--- Start of Input data ---

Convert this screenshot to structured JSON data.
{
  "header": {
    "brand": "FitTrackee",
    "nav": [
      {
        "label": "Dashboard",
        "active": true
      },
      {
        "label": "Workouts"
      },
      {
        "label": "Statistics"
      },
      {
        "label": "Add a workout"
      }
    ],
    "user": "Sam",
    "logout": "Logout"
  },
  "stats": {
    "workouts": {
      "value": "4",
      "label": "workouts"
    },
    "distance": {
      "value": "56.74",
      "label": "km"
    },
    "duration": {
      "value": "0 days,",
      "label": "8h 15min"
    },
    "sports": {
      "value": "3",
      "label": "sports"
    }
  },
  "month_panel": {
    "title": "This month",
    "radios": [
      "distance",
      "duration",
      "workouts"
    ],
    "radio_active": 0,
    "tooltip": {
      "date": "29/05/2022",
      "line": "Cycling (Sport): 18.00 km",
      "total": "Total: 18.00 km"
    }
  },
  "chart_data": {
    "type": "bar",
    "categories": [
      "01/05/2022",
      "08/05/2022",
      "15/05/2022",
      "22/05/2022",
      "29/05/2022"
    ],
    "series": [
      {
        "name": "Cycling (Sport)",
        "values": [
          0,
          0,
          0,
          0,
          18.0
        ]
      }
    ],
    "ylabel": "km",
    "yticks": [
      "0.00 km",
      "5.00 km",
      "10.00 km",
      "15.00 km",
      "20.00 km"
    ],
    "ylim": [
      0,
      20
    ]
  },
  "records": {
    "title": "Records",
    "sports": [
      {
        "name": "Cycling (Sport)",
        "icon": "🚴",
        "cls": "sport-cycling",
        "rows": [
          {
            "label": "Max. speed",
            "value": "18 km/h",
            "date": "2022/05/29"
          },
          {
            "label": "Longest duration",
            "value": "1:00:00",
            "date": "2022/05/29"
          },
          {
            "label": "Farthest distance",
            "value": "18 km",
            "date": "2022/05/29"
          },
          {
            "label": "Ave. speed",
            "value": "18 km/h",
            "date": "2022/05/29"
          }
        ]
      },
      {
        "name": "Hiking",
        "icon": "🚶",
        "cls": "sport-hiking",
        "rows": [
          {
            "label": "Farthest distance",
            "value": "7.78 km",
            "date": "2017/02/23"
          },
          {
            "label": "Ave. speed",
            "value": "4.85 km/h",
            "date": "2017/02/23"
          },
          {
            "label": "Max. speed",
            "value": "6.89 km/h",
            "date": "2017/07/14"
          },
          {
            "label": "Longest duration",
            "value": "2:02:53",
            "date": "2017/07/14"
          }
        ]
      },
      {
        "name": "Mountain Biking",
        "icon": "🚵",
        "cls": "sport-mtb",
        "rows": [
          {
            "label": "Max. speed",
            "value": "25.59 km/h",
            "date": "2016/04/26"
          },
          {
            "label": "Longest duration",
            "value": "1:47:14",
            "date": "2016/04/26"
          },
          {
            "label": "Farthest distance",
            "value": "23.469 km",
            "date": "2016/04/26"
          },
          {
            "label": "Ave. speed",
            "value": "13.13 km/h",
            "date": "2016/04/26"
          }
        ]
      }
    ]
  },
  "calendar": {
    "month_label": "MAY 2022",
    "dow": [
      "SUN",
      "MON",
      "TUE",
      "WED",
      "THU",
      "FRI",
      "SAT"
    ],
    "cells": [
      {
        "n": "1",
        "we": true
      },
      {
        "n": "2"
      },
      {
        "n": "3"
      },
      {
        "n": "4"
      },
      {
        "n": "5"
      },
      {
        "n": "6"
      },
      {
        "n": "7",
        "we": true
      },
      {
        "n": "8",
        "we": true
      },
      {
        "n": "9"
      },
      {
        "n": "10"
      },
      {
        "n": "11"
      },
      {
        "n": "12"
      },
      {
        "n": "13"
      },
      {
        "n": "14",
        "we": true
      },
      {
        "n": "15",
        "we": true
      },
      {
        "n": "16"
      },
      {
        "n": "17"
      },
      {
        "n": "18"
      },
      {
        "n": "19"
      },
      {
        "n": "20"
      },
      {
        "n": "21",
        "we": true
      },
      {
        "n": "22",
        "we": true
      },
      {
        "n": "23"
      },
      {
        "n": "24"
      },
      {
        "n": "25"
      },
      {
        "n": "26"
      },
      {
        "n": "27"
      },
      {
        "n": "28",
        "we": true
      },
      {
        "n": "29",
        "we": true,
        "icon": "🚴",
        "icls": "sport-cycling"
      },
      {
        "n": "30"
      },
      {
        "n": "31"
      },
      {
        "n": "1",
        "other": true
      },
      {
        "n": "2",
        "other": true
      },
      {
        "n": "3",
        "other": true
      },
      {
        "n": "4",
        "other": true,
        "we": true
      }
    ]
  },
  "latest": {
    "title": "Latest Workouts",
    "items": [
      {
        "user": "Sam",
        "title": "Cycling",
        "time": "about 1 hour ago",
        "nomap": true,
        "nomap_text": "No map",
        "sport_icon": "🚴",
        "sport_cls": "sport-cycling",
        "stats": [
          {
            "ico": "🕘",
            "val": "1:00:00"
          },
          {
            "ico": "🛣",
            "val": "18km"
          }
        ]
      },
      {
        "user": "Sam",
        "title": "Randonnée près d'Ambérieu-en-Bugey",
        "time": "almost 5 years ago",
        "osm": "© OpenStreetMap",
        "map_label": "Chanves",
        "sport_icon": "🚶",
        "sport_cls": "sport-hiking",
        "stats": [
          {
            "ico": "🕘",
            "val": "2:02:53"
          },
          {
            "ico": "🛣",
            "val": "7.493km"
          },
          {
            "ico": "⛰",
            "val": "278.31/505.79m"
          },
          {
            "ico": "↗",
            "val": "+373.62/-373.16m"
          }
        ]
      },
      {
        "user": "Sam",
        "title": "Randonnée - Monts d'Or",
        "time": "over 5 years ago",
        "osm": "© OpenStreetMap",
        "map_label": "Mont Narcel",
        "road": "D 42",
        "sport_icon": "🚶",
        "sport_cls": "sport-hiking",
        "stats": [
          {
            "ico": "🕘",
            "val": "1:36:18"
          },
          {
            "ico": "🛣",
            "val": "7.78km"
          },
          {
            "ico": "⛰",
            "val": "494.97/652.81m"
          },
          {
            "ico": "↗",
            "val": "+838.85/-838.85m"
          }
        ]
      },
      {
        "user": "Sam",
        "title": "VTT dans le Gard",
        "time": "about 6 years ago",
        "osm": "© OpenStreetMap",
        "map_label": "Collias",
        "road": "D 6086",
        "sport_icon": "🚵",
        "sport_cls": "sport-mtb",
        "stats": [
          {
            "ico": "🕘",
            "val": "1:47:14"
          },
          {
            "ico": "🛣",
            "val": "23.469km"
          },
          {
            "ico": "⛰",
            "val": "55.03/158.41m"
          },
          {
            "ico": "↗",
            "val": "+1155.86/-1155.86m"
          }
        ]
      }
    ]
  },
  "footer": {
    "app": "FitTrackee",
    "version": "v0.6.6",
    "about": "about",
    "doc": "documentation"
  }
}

--- End of Input data ---

Write out every line from the records above, word for word.

**Complete answer**
Convert this screenshot to structured JSON data.
{
  "header": {
    "brand": "FitTrackee",
    "nav": [
      {
        "label": "Dashboard",
        "active": true
      },
      {
        "label": "Workouts"
      },
      {
        "label": "Statistics"
      },
      {
        "label": "Add a workout"
      }
    ],
    "user": "Sam",
    "logout": "Logout"
  },
  "stats": {
    "workouts": {
      "value": "4",
      "label": "workouts"
    },
    "distance": {
      "value": "56.74",
      "label": "km"
    },
    "duration": {
      "value": "0 days,",
      "label": "8h 15min"
    },
    "sports": {
      "value": "3",
      "label": "sports"
    }
  },
  "month_panel": {
    "title": "This month",
    "radios": [
      "distance",
      "duration",
      "workouts"
    ],
    "radio_active": 0,
    "tooltip": {
      "date": "29/05/2022",
      "line": "Cycling (Sport): 18.00 km",
      "total": "Total: 18.00 km"
    }
  },
  "chart_data": {
    "type": "bar",
    "categories": [
      "01/05/2022",
      "08/05/2022",
      "15/05/2022",
      "22/05/2022",
      "29/05/2022"
    ],
    "series": [
      {
        "name": "Cycling (Sport)",
        "values": [
          0,
          0,
          0,
          0,
          18.0
        ]
      }
    ],
    "ylabel": "km",
    "yticks": [
      "0.00 km",
      "5.00 km",
      "10.00 km",
      "15.00 km",
      "20.00 km"
    ],
    "ylim": [
      0,
      20
    ]
  },
  "records": {
    "title": "Records",
    "sports": [
      {
        "name": "Cycling (Sport)",
        "icon": "🚴",
        "cls": "sport-cycling",
        "rows": [
          {
            "label": "Max. speed",
            "value": "18 km/h",
            "date": "2022/05/29"
          },
          {
            "label": "Longest duration",
            "value": "1:00:00",
            "date": "2022/05/29"
          },
          {
            "label": "Farthest distance",
            "value": "18 km",
            "date": "2022/05/29"
          },
          {
            "label": "Ave. speed",
            "value": "18 km/h",
            "date": "2022/05/29"
          }
        ]
      },
      {
        "name": "Hiking",
        "icon": "🚶",
        "cls": "sport-hiking",
        "rows": [
          {
            "label": "Farthest distance",
            "value": "7.78 km",
            "date": "2017/02/23"
          },
          {
            "label": "Ave. speed",
            "value": "4.85 km/h",
            "date": "2017/02/23"
          },
          {
            "label": "Max. speed",
            "value": "6.89 km/h",
            "date": "2017/07/14"
          },
          {
            "label": "Longest duration",
            "value": "2:02:53",
            "date": "2017/07/14"
          }
        ]
      },
      {
        "name": "Mountain Biking",
        "icon": "🚵",
        "cls": "sport-mtb",
        "rows": [
          {
            "label": "Max. speed",
            "value": "25.59 km/h",
            "date": "2016/04/26"
          },
          {
            "label": "Longest duration",
            "value": "1:47:14",
            "date": "2016/04/26"
          },
          {
            "label": "Farthest distance",
            "value": "23.469 km",
            "date": "2016/04/26"
          },
          {
            "label": "Ave. speed",
            "value": "13.13 km/h",
            "date": "2016/04/26"
          }
        ]
      }
    ]
  },
  "calendar": {
    "month_label": "MAY 2022",
    "dow": [
      "SUN",
      "MON",
      "TUE",
      "WED",
      "THU",
      "FRI",
      "SAT"
    ],
    "cells": [
      {
        "n": "1",
        "we": true
      },
      {
        "n": "2"
      },
      {
        "n": "3"
      },
      {
        "n": "4"
      },
      {
        "n": "5"
      },
      {
        "n": "6"
      },
      {
        "n": "7",
        "we": true
      },
      {
        "n": "8",
        "we": true
      },
      {
        "n": "9"
      },
      {
        "n": "10"
      },
      {
        "n": "11"
      },
      {
        "n": "12"
      },
      {
        "n": "13"
      },
      {
        "n": "14",
        "we": true
      },
      {
        "n": "15",
        "we": true
      },
      {
        "n": "16"
      },
      {
        "n": "17"
      },
      {
        "n": "18"
      },
      {
        "n": "19"
      },
      {
        "n": "20"
      },
      {
        "n": "21",
        "we": true
      },
      {
        "n": "22",
        "we": true
      },
      {
        "n": "23"
      },
      {
        "n": "24"
      },
      {
        "n": "25"
      },
      {
        "n": "26"
      },
      {
        "n": "27"
      },
      {
        "n": "28",
        "we": true
      },
      {
        "n": "29",
        "we": true,
        "icon": "🚴",
        "icls": "sport-cycling"
      },
      {
        "n": "30"
      },
      {
        "n": "31"
      },
      {
        "n": "1",
        "other": true
      },
      {
        "n": "2",
        "other": true
      },
      {
        "n": "3",
        "other": true
      },
      {
        "n": "4",
        "other": true,
        "we": true
      }
    ]
  },
  "latest": {
    "title": "Latest Workouts",
    "items": [
      {
        "user": "Sam",
        "title": "Cycling",
        "time": "about 1 hour ago",
        "nomap": true,
        "nomap_text": "No map",
        "sport_icon": "🚴",
        "sport_cls": "sport-cycling",
        "stats": [
          {
            "ico": "🕘",
            "val": "1:00:00"
          },
          {
            "ico": "🛣",
            "val": "18km"
          }
        ]
      },
      {
        "user": "Sam",
        "title": "Randonnée près d'Ambérieu-en-Bugey",
        "time": "almost 5 years ago",
        "osm": "© OpenStreetMap",
        "map_label": "Chanves",
        "sport_icon": "🚶",
        "sport_cls": "sport-hiking",
        "stats": [
          {
            "ico": "🕘",
            "val": "2:02:53"
          },
          {
            "ico": "🛣",
            "val": "7.493km"
          },
          {
            "ico": "⛰",
            "val": "278.31/505.79m"
          },
          {
            "ico": "↗",
            "val": "+373.62/-373.16m"
          }
        ]
      },
      {
        "user": "Sam",
        "title": "Randonnée - Monts d'Or",
        "time": "over 5 years ago",
        "osm": "© OpenStreetMap",
        "map_label": "Mont Narcel",
        "road": "D 42",
        "sport_icon": "🚶",
        "sport_cls": "sport-hiking",
        "stats": [
          {
            "ico": "🕘",
            "val": "1:36:18"
          },
          {
            "ico": "🛣",
            "val": "7.78km"
          },
          {
            "ico": "⛰",
            "val": "494.97/652.81m"
          },
          {
            "ico": "↗",
            "val": "+838.85/-838.85m"
          }
        ]
      },
      {
        "user": "Sam",
        "title": "VTT dans le Gard",
        "time": "about 6 years ago",
        "osm": "© OpenStreetMap",
        "map_label": "Collias",
        "road": "D 6086",
        "sport_icon": "🚵",
        "sport_cls": "sport-mtb",
        "stats": [
          {
            "ico": "🕘",
            "val": "1:47:14"
          },
          {
            "ico": "🛣",
            "val": "23.469km"
          },
          {
            "ico": "⛰",
            "val": "55.03/158.41m"
          },
          {
            "ico": "↗",
            "val": "+1155.86/-1155.86m"
          }
        ]
      }
    ]
  },
  "footer": {
    "app": "FitTrackee",
    "version": "v0.6.6",
    "about": "about",
    "doc": "documentation"
  }
}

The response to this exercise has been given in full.